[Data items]
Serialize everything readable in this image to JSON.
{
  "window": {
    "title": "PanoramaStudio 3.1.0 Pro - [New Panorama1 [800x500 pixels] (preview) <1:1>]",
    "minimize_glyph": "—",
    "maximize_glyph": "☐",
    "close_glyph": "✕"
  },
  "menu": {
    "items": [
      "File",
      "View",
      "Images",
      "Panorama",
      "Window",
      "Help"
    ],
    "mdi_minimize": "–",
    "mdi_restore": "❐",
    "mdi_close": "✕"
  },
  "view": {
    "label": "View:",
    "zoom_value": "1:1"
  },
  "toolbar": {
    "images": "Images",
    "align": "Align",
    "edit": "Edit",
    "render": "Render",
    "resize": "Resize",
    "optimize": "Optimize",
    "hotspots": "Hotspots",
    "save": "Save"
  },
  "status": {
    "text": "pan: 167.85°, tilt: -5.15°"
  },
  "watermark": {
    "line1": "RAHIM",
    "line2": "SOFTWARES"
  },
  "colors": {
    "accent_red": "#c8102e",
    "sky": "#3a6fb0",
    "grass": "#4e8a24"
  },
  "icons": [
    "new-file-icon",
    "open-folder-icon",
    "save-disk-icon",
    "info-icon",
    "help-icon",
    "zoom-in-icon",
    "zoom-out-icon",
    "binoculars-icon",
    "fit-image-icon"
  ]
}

# Your task:
Emit the records above again, exactly, with no line skipped.

# Solution below:
Serialize everything readable in this image to JSON.
{
  "window": {
    "title": "PanoramaStudio 3.1.0 Pro - [New Panorama1 [800x500 pixels] (preview) <1:1>]",
    "minimize_glyph": "—",
    "maximize_glyph": "☐",
    "close_glyph": "✕"
  },
  "menu": {
    "items": [
      "File",
      "View",
      "Images",
      "Panorama",
      "Window",
      "Help"
    ],
    "mdi_minimize": "–",
    "mdi_restore": "❐",
    "mdi_close": "✕"
  },
  "view": {
    "label": "View:",
    "zoom_value": "1:1"
  },
  "toolbar": {
    "images": "Images",
    "align": "Align",
    "edit": "Edit",
    "render": "Render",
    "resize": "Resize",
    "optimize": "Optimize",
    "hotspots": "Hotspots",
    "save": "Save"
  },
  "status": {
    "text": "pan: 167.85°, tilt: -5.15°"
  },
  "watermark": {
    "line1": "RAHIM",
    "line2": "SOFTWARES"
  },
  "colors": {
    "accent_red": "#c8102e",
    "sky": "#3a6fb0",
    "grass": "#4e8a24"
  },
  "icons": [
    "new-file-icon",
    "open-folder-icon",
    "save-disk-icon",
    "info-icon",
    "help-icon",
    "zoom-in-icon",
    "zoom-out-icon",
    "binoculars-icon",
    "fit-image-icon"
  ]
}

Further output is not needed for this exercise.